┌─ Input data
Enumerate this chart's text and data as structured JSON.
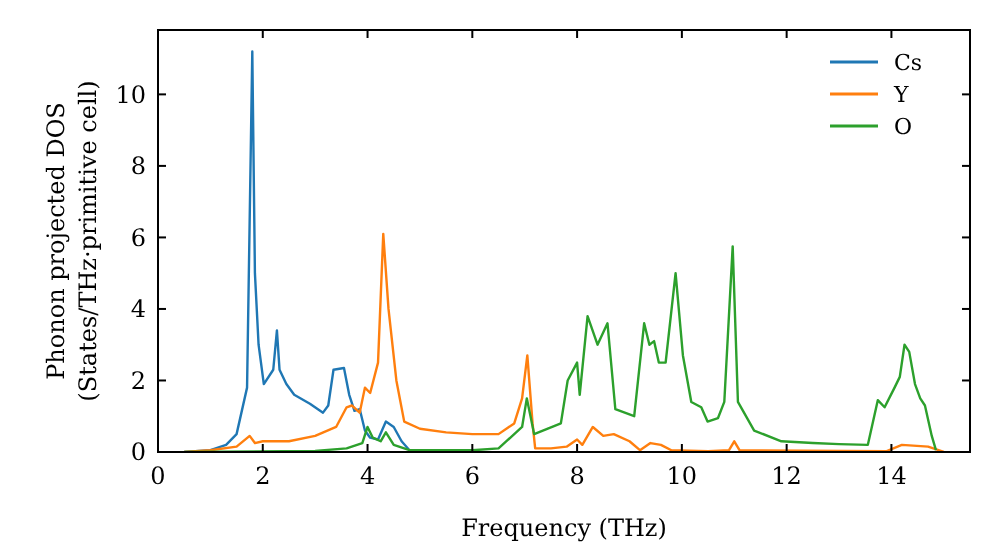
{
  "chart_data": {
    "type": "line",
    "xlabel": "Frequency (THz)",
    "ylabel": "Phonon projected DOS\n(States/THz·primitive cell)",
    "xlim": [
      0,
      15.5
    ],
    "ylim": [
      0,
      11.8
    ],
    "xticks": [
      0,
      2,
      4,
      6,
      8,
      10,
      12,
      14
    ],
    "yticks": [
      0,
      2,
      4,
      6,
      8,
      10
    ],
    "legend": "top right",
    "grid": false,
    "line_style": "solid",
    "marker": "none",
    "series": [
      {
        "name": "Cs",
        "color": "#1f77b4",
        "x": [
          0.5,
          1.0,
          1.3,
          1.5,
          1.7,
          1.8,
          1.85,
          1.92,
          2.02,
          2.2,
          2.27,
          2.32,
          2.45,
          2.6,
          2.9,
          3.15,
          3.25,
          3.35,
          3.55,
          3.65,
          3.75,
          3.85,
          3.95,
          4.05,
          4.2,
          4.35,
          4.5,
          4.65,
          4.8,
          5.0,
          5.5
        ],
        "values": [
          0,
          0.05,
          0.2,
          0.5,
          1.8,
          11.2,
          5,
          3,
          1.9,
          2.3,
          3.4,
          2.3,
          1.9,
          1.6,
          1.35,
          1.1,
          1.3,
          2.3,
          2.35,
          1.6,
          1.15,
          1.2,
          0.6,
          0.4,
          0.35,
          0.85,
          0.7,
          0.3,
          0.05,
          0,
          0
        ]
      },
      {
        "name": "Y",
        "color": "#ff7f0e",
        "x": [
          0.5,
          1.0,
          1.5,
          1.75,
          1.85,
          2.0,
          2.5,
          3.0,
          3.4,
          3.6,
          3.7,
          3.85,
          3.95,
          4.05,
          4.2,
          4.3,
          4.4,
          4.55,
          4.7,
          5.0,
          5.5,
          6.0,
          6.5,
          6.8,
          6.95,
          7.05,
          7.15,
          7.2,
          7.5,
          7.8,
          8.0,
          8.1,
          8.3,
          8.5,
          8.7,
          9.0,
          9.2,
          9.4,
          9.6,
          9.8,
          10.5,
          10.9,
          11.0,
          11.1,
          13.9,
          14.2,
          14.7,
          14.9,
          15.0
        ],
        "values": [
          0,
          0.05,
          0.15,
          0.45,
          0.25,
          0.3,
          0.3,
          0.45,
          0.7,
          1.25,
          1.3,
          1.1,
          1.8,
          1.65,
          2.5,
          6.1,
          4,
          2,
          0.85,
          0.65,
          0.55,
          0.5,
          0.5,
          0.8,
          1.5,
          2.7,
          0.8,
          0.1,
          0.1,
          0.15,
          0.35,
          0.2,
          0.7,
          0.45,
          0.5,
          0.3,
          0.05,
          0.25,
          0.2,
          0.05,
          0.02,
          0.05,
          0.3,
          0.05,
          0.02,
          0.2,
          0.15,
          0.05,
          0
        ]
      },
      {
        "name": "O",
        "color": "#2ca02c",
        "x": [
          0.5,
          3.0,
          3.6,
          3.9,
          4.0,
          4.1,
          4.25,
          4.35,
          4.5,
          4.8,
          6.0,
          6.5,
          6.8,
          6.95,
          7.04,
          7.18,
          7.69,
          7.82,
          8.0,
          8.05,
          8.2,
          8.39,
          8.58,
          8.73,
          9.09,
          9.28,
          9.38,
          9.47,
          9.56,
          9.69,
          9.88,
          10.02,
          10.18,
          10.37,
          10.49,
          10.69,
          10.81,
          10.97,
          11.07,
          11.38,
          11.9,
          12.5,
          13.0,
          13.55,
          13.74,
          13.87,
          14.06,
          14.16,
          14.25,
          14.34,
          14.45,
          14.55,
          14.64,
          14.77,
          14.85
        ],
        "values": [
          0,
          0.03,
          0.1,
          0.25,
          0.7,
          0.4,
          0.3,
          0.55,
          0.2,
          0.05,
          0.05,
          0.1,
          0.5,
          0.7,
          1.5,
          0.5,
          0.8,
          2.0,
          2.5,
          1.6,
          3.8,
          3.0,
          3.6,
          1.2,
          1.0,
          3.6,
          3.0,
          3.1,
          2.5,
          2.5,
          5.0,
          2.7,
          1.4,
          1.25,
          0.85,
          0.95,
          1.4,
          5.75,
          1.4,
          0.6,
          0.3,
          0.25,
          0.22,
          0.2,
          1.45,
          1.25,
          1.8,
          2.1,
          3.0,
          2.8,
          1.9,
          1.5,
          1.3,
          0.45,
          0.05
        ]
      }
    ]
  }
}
└─
__Exercise__
Output every entry word for word, but omit the pictures.

__Written solution__
Enumerate this chart's text and data as structured JSON.
{
  "chart_data": {
    "type": "line",
    "xlabel": "Frequency (THz)",
    "ylabel": "Phonon projected DOS\n(States/THz·primitive cell)",
    "xlim": [
      0,
      15.5
    ],
    "ylim": [
      0,
      11.8
    ],
    "xticks": [
      0,
      2,
      4,
      6,
      8,
      10,
      12,
      14
    ],
    "yticks": [
      0,
      2,
      4,
      6,
      8,
      10
    ],
    "legend": "top right",
    "grid": false,
    "line_style": "solid",
    "marker": "none",
    "series": [
      {
        "name": "Cs",
        "color": "#1f77b4",
        "x": [
          0.5,
          1.0,
          1.3,
          1.5,
          1.7,
          1.8,
          1.85,
          1.92,
          2.02,
          2.2,
          2.27,
          2.32,
          2.45,
          2.6,
          2.9,
          3.15,
          3.25,
          3.35,
          3.55,
          3.65,
          3.75,
          3.85,
          3.95,
          4.05,
          4.2,
          4.35,
          4.5,
          4.65,
          4.8,
          5.0,
          5.5
        ],
        "values": [
          0,
          0.05,
          0.2,
          0.5,
          1.8,
          11.2,
          5,
          3,
          1.9,
          2.3,
          3.4,
          2.3,
          1.9,
          1.6,
          1.35,
          1.1,
          1.3,
          2.3,
          2.35,
          1.6,
          1.15,
          1.2,
          0.6,
          0.4,
          0.35,
          0.85,
          0.7,
          0.3,
          0.05,
          0,
          0
        ]
      },
      {
        "name": "Y",
        "color": "#ff7f0e",
        "x": [
          0.5,
          1.0,
          1.5,
          1.75,
          1.85,
          2.0,
          2.5,
          3.0,
          3.4,
          3.6,
          3.7,
          3.85,
          3.95,
          4.05,
          4.2,
          4.3,
          4.4,
          4.55,
          4.7,
          5.0,
          5.5,
          6.0,
          6.5,
          6.8,
          6.95,
          7.05,
          7.15,
          7.2,
          7.5,
          7.8,
          8.0,
          8.1,
          8.3,
          8.5,
          8.7,
          9.0,
          9.2,
          9.4,
          9.6,
          9.8,
          10.5,
          10.9,
          11.0,
          11.1,
          13.9,
          14.2,
          14.7,
          14.9,
          15.0
        ],
        "values": [
          0,
          0.05,
          0.15,
          0.45,
          0.25,
          0.3,
          0.3,
          0.45,
          0.7,
          1.25,
          1.3,
          1.1,
          1.8,
          1.65,
          2.5,
          6.1,
          4,
          2,
          0.85,
          0.65,
          0.55,
          0.5,
          0.5,
          0.8,
          1.5,
          2.7,
          0.8,
          0.1,
          0.1,
          0.15,
          0.35,
          0.2,
          0.7,
          0.45,
          0.5,
          0.3,
          0.05,
          0.25,
          0.2,
          0.05,
          0.02,
          0.05,
          0.3,
          0.05,
          0.02,
          0.2,
          0.15,
          0.05,
          0
        ]
      },
      {
        "name": "O",
        "color": "#2ca02c",
        "x": [
          0.5,
          3.0,
          3.6,
          3.9,
          4.0,
          4.1,
          4.25,
          4.35,
          4.5,
          4.8,
          6.0,
          6.5,
          6.8,
          6.95,
          7.04,
          7.18,
          7.69,
          7.82,
          8.0,
          8.05,
          8.2,
          8.39,
          8.58,
          8.73,
          9.09,
          9.28,
          9.38,
          9.47,
          9.56,
          9.69,
          9.88,
          10.02,
          10.18,
          10.37,
          10.49,
          10.69,
          10.81,
          10.97,
          11.07,
          11.38,
          11.9,
          12.5,
          13.0,
          13.55,
          13.74,
          13.87,
          14.06,
          14.16,
          14.25,
          14.34,
          14.45,
          14.55,
          14.64,
          14.77,
          14.85
        ],
        "values": [
          0,
          0.03,
          0.1,
          0.25,
          0.7,
          0.4,
          0.3,
          0.55,
          0.2,
          0.05,
          0.05,
          0.1,
          0.5,
          0.7,
          1.5,
          0.5,
          0.8,
          2.0,
          2.5,
          1.6,
          3.8,
          3.0,
          3.6,
          1.2,
          1.0,
          3.6,
          3.0,
          3.1,
          2.5,
          2.5,
          5.0,
          2.7,
          1.4,
          1.25,
          0.85,
          0.95,
          1.4,
          5.75,
          1.4,
          0.6,
          0.3,
          0.25,
          0.22,
          0.2,
          1.45,
          1.25,
          1.8,
          2.1,
          3.0,
          2.8,
          1.9,
          1.5,
          1.3,
          0.45,
          0.05
        ]
      }
    ]
  }
}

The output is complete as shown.